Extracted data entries
▶

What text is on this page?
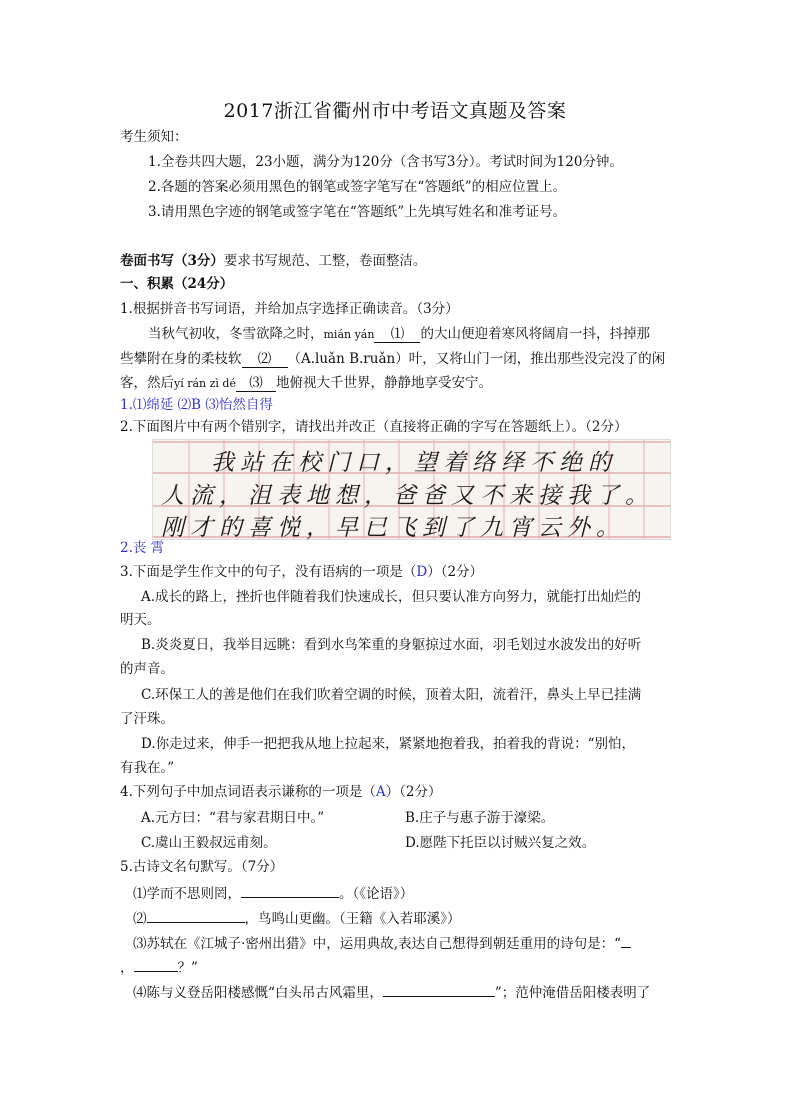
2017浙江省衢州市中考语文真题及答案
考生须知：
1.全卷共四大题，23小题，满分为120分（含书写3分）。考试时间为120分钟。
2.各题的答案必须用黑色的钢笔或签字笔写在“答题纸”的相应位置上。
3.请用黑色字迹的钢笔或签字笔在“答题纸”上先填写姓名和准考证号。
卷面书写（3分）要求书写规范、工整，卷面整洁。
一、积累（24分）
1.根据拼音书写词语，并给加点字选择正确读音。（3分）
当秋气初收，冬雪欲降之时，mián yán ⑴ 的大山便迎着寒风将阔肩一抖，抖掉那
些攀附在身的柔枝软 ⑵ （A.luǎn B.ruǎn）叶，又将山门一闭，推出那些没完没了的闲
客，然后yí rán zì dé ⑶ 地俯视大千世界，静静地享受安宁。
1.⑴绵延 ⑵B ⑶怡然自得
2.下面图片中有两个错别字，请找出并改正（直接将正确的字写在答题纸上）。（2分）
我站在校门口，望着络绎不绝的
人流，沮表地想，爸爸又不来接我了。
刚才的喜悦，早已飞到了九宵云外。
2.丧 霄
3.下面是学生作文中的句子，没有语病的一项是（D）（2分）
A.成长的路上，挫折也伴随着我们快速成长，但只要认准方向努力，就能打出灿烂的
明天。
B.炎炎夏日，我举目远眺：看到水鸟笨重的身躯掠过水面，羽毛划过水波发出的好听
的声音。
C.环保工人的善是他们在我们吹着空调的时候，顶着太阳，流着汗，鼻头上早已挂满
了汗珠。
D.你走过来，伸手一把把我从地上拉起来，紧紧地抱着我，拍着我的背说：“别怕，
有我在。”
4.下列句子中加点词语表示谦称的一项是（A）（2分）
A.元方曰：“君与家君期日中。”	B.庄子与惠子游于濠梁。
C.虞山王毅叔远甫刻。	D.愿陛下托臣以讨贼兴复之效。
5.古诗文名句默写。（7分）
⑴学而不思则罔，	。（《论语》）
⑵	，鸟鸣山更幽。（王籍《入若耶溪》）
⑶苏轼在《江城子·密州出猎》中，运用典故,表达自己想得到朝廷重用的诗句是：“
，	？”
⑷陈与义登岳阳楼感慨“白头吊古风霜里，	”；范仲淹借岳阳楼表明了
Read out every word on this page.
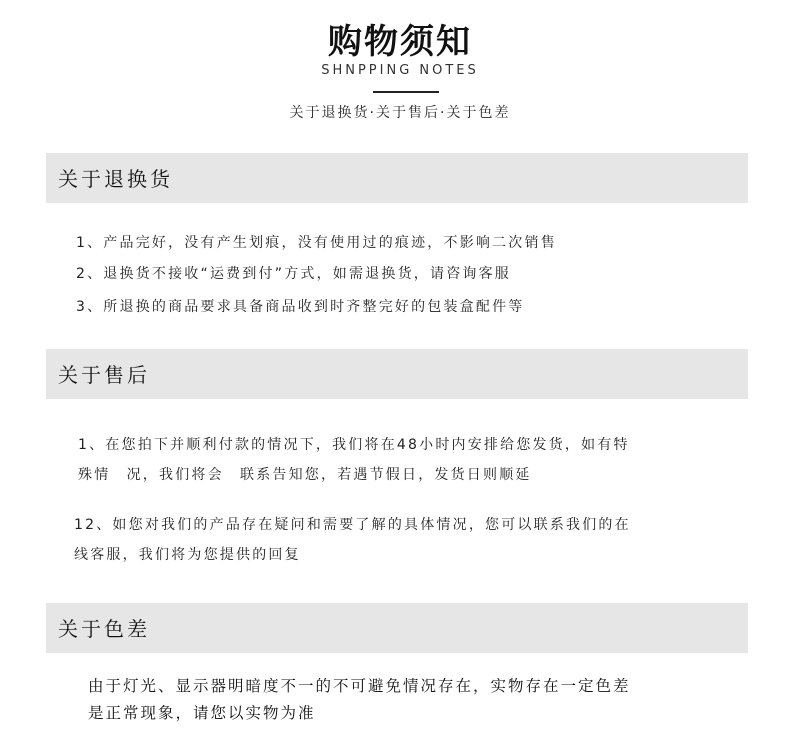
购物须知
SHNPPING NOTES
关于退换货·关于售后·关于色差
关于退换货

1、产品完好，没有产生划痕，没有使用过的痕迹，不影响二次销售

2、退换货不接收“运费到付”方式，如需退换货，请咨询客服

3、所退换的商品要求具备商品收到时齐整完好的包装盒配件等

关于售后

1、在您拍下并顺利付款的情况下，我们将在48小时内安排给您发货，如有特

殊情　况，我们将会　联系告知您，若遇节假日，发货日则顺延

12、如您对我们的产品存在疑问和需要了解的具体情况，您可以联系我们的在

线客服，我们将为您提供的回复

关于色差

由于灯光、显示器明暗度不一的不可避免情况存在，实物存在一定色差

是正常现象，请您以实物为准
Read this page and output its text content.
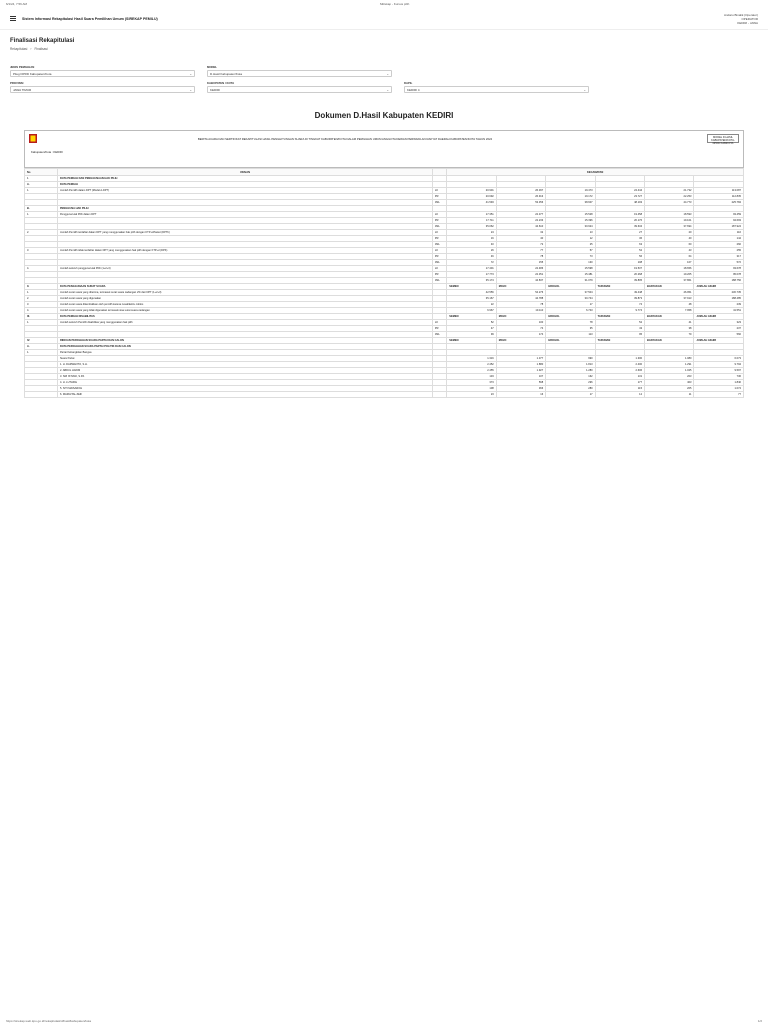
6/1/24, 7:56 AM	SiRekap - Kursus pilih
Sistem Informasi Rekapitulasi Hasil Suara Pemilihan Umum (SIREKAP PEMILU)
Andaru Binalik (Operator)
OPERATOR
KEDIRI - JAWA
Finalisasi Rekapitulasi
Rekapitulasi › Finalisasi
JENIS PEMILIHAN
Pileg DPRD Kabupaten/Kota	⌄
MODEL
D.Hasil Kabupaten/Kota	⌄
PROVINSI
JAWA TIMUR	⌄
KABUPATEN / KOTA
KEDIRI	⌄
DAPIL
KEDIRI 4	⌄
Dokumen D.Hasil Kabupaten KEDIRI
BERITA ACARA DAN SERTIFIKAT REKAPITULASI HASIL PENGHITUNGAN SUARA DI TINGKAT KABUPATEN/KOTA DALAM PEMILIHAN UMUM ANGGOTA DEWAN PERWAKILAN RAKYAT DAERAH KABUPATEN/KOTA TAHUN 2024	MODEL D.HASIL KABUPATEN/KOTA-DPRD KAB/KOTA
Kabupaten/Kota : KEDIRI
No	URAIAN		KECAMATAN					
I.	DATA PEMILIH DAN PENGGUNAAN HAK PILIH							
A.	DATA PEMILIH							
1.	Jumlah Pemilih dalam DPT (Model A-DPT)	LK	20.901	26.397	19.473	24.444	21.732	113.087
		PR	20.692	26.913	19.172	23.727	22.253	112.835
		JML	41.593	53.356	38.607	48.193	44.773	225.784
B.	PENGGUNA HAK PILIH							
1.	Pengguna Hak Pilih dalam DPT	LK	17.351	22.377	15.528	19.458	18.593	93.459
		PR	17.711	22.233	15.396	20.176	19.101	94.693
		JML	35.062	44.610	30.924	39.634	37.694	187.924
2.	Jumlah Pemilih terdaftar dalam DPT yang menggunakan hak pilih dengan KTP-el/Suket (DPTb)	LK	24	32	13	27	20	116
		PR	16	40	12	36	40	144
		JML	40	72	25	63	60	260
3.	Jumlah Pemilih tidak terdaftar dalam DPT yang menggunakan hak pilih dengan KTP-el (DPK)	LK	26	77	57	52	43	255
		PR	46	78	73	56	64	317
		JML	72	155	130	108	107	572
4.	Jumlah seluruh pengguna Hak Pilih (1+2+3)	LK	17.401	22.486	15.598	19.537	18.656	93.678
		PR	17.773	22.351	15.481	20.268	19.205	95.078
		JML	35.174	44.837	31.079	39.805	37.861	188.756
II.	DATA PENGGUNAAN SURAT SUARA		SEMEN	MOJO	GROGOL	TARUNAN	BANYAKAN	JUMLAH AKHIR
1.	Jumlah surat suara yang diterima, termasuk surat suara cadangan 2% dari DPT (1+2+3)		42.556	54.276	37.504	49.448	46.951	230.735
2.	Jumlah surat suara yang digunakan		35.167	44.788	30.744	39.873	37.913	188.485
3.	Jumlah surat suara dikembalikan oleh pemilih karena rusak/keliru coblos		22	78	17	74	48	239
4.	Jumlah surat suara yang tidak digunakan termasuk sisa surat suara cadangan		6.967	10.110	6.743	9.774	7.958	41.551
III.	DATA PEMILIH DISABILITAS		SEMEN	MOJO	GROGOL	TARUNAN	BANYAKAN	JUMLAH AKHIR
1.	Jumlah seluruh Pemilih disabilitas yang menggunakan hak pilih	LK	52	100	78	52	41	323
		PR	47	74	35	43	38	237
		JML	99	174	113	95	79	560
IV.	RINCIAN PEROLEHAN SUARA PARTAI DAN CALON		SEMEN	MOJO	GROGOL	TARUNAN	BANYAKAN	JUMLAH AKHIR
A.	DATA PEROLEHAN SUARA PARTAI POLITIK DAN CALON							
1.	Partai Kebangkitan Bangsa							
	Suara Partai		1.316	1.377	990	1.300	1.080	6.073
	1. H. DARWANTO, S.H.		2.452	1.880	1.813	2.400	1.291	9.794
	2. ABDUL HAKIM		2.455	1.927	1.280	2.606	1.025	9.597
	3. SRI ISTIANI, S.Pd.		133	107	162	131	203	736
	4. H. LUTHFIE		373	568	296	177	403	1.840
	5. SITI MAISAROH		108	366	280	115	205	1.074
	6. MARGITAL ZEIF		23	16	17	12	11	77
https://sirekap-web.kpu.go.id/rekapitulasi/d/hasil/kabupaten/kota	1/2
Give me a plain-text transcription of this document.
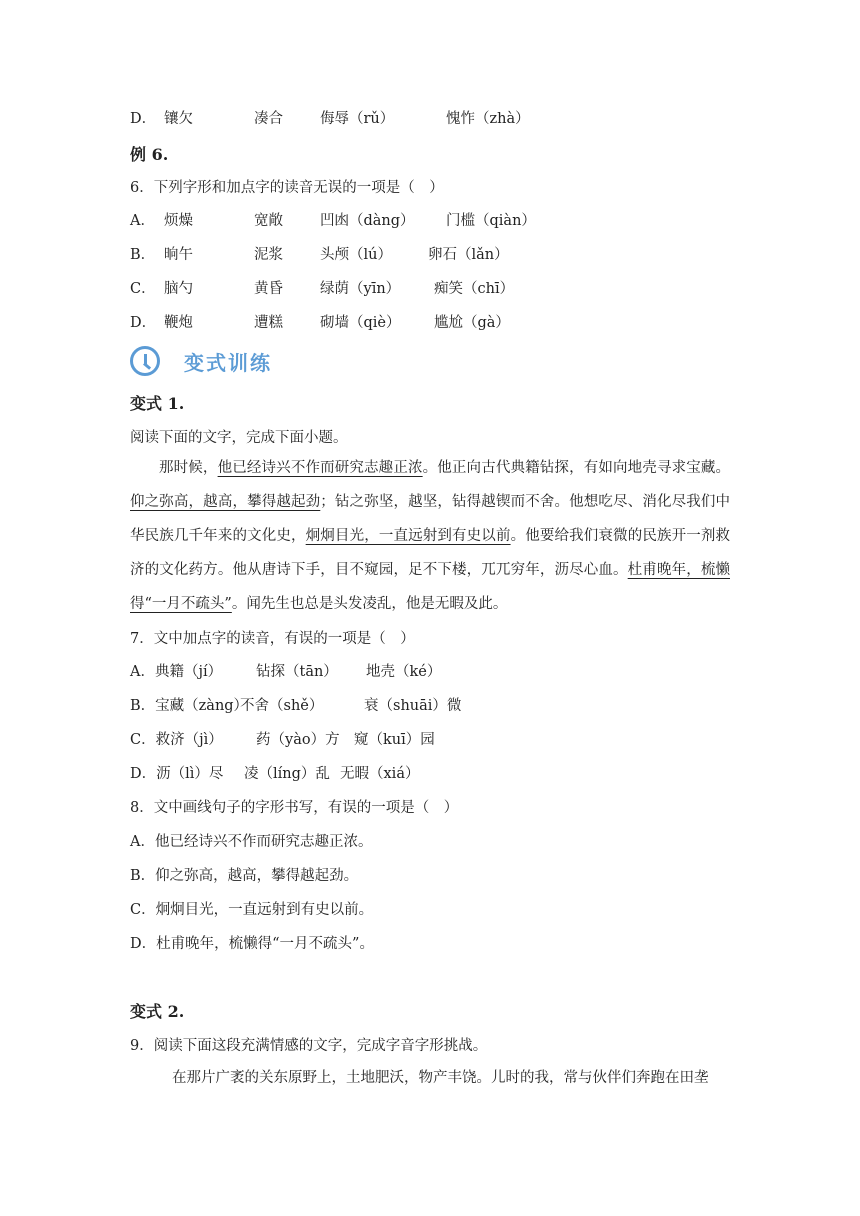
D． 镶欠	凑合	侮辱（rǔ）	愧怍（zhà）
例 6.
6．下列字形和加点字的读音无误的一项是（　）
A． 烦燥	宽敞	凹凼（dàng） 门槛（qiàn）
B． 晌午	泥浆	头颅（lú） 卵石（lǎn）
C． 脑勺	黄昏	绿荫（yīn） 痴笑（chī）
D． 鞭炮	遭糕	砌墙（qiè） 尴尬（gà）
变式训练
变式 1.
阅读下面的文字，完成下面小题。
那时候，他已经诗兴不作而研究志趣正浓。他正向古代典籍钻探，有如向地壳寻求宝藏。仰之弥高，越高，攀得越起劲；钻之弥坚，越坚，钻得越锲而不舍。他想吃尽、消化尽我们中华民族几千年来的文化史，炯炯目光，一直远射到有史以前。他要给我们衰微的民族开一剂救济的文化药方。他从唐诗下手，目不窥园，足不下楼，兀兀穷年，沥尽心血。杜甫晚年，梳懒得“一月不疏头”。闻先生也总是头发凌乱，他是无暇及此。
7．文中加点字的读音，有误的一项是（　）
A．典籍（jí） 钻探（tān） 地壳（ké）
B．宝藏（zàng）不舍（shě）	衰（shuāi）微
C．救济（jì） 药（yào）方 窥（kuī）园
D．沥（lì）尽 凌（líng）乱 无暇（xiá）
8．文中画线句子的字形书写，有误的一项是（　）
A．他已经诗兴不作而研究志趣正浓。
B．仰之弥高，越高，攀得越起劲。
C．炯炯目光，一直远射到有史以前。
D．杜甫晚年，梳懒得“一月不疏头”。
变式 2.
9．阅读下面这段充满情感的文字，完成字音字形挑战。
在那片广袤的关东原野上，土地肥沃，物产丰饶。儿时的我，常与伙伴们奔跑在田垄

◀

● **Job**: Select, from the listing, all lines that include the word "攀得越起劲".

● **Written response**:
那时候，他已经诗兴不作而研究志趣正浓。他正向古代典籍钻探，有如向地壳寻求宝藏。仰之弥高，越高，攀得越起劲；钻之弥坚，越坚，钻得越锲而不舍。他想吃尽、消化尽我们中华民族几千年来的文化史，炯炯目光，一直远射到有史以前。他要给我们衰微的民族开一剂救济的文化药方。他从唐诗下手，目不窥园，足不下楼，兀兀穷年，沥尽心血。杜甫晚年，梳懒得“一月不疏头”。闻先生也总是头发凌乱，他是无暇及此。
B．仰之弥高，越高，攀得越起劲。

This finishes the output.